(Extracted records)

▼

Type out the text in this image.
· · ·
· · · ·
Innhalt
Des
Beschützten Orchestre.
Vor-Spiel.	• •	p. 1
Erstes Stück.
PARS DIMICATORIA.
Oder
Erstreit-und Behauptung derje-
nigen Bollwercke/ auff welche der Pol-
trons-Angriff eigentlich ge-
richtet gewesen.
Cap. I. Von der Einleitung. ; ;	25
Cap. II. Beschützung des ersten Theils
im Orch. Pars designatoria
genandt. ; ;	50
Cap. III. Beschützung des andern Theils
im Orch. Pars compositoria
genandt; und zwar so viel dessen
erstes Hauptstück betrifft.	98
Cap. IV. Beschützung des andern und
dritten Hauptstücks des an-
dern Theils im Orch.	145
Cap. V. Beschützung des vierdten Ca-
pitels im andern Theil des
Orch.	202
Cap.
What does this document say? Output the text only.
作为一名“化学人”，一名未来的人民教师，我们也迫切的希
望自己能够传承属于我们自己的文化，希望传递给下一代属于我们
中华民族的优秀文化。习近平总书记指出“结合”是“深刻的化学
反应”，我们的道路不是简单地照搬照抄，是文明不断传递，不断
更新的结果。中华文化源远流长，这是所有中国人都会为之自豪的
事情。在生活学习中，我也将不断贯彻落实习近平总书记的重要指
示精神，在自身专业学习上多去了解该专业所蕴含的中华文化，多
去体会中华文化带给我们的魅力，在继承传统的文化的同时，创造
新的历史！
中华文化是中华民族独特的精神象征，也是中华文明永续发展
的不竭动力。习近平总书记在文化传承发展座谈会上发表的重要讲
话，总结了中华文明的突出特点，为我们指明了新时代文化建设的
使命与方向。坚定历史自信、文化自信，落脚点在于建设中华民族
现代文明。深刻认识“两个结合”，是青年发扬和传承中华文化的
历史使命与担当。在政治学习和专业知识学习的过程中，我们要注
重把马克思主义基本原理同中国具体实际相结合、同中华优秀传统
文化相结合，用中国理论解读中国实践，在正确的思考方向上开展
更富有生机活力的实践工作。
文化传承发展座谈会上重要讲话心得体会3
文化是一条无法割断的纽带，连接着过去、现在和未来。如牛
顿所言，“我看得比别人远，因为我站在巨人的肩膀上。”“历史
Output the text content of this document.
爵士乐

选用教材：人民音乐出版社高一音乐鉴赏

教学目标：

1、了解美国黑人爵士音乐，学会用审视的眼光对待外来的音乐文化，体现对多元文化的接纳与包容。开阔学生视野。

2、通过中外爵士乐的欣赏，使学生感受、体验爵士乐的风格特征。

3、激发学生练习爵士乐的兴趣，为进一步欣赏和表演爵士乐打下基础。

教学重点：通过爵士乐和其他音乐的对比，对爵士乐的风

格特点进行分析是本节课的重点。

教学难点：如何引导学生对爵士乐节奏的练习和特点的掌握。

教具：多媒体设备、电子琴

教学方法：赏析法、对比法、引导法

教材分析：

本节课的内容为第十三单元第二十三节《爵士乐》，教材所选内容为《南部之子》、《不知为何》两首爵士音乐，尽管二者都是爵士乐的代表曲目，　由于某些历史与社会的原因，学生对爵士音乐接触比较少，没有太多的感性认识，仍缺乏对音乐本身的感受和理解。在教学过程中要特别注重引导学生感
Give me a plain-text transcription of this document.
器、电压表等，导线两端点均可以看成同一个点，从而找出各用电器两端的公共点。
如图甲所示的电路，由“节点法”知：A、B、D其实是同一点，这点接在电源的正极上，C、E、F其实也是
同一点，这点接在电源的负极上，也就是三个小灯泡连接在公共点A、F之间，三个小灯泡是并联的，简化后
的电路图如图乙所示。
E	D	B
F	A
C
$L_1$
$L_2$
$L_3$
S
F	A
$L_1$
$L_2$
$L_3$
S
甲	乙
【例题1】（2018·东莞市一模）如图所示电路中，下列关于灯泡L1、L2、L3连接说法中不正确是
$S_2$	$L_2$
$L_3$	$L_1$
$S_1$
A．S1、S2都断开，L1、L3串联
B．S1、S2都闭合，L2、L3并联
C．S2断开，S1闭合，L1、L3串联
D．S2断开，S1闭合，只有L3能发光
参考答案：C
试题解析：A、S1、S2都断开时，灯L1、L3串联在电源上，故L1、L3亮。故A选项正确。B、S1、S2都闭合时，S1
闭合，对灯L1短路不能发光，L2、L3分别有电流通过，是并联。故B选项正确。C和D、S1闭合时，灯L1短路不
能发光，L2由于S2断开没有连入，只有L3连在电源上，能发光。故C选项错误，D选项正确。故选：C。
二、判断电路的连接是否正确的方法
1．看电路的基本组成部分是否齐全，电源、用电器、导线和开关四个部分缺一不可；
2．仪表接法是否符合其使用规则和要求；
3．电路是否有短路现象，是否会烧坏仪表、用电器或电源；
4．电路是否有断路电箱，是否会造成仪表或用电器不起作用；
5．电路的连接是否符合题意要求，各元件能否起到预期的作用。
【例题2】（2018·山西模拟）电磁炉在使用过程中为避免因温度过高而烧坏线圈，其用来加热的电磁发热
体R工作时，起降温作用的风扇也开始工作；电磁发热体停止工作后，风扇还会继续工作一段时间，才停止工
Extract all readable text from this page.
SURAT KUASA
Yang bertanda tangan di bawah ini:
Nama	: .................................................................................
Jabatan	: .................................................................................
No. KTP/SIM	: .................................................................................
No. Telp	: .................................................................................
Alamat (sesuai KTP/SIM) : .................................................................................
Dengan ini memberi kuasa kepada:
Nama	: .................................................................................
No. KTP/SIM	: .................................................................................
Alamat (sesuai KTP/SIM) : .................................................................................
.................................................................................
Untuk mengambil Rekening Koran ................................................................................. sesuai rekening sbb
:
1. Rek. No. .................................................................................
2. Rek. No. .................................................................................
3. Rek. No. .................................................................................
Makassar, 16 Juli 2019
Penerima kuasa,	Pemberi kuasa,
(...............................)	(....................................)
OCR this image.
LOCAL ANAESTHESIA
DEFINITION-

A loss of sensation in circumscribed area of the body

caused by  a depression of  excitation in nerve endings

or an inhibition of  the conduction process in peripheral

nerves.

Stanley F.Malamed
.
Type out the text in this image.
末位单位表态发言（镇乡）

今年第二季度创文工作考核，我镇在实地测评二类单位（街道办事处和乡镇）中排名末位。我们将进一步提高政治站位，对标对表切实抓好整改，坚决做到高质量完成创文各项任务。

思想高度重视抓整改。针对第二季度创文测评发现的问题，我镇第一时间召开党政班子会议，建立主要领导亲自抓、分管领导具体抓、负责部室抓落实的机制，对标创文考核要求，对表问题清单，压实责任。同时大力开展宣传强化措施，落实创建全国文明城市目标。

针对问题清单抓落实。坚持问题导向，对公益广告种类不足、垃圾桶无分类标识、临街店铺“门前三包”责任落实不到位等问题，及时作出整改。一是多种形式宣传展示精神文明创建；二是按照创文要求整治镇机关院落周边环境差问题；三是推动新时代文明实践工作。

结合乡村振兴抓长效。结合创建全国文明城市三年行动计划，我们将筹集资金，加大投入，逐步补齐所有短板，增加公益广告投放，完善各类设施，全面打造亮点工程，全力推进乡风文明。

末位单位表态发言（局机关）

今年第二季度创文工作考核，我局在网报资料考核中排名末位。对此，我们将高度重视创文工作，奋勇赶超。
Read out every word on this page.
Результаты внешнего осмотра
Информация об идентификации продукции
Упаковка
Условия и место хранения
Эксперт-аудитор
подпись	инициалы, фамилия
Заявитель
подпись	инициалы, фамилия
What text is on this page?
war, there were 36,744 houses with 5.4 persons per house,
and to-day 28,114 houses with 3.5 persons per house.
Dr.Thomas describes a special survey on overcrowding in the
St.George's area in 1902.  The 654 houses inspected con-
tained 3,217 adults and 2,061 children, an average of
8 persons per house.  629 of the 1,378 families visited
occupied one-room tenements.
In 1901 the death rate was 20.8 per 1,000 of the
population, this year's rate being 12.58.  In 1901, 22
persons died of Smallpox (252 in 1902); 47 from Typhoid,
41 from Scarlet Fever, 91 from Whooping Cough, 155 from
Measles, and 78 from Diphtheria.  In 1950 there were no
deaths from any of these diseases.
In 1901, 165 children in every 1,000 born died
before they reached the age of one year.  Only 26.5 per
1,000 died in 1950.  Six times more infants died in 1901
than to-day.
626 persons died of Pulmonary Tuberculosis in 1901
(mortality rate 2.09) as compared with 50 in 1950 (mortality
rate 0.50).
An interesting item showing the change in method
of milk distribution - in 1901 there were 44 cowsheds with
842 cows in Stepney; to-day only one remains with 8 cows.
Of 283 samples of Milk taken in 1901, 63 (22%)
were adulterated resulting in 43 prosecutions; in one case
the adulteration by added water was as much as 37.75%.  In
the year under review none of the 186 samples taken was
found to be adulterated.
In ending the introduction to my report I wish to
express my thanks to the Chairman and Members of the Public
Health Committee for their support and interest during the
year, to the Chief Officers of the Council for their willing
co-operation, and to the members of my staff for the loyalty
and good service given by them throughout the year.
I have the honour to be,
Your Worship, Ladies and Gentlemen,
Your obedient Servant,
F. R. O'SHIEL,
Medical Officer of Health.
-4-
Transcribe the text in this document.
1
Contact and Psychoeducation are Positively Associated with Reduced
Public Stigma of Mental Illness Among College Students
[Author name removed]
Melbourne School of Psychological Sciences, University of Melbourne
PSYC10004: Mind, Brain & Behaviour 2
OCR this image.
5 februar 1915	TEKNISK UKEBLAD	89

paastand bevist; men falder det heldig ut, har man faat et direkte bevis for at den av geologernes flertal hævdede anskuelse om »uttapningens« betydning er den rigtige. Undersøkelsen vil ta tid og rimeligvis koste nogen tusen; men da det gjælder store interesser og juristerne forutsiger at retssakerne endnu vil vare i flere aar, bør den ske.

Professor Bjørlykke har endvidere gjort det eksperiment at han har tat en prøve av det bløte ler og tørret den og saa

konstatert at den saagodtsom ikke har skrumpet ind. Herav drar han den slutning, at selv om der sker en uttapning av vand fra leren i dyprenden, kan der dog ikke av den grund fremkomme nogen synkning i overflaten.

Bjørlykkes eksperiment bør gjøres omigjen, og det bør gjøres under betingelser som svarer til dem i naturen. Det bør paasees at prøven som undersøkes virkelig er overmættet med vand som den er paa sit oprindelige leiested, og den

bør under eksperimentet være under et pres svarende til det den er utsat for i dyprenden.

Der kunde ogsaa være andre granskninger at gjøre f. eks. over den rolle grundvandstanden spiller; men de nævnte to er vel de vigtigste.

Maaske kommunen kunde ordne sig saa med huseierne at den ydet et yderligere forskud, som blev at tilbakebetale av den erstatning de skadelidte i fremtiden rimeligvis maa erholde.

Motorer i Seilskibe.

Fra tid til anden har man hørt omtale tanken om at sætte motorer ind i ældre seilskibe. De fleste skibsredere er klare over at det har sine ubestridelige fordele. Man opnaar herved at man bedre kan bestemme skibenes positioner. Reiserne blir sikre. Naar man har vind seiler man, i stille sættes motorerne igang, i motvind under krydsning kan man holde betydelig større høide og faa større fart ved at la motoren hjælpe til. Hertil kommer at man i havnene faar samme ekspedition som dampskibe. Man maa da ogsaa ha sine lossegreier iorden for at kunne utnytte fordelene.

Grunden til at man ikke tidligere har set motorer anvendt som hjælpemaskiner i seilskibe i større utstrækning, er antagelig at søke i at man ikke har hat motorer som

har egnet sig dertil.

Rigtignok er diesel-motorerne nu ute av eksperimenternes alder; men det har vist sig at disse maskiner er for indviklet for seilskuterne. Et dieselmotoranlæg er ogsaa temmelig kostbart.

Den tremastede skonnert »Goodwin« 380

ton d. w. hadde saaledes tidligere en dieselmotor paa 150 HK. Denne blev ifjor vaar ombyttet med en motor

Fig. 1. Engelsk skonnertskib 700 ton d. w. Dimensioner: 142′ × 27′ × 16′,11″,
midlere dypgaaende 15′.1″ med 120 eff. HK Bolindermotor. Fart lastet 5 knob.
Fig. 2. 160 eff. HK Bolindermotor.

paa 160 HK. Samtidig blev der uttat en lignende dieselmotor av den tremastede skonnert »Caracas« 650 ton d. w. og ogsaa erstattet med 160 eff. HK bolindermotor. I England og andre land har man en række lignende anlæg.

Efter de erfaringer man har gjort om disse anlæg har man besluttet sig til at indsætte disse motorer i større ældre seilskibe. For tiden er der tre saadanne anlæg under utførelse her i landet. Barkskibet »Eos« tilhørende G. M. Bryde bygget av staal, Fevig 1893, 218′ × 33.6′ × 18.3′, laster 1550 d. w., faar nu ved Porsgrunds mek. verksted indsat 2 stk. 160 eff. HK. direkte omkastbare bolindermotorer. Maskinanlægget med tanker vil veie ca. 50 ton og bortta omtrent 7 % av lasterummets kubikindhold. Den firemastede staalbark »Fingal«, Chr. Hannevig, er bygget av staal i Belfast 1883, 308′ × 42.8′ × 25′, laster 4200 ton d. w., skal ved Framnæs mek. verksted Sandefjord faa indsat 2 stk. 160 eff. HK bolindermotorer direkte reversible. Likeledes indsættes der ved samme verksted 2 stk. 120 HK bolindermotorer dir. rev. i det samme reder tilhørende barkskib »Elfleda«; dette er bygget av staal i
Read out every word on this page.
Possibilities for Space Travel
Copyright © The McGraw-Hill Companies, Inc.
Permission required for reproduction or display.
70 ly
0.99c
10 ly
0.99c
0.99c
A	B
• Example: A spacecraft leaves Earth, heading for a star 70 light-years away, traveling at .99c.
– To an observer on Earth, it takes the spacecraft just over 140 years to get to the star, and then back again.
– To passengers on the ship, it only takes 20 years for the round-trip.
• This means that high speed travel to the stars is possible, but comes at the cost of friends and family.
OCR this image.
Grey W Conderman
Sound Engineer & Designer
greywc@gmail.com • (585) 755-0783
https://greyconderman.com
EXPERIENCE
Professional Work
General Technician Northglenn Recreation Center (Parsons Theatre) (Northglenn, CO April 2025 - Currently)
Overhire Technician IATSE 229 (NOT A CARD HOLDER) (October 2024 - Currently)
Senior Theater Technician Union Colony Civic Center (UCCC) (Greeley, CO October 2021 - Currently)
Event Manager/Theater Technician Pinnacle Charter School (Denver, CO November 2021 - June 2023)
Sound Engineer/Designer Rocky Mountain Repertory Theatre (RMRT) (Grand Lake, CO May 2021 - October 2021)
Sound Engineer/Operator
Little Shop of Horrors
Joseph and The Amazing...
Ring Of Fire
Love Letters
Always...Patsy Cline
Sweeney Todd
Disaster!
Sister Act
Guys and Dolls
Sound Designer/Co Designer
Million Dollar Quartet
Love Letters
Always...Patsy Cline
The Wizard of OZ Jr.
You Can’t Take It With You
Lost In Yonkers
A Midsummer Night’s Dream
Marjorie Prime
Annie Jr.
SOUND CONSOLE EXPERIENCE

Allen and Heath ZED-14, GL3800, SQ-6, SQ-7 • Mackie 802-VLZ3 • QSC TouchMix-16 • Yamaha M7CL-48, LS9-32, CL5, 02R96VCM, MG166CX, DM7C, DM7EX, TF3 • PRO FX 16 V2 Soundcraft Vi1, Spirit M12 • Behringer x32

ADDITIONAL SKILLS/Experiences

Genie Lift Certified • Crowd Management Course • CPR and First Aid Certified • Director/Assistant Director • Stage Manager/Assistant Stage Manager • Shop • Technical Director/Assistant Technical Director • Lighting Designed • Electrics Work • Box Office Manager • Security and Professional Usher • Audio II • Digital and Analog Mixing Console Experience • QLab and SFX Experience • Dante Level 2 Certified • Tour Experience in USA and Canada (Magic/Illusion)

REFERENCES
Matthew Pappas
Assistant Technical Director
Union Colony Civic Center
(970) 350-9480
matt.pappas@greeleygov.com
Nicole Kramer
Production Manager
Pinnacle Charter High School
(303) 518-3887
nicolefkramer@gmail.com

▲

Extract every line above that contains the word "Charter".

Written answer
Event Manager/Theater Technician Pinnacle Charter School (Denver, CO November 2021 - June 2023)
Pinnacle Charter High School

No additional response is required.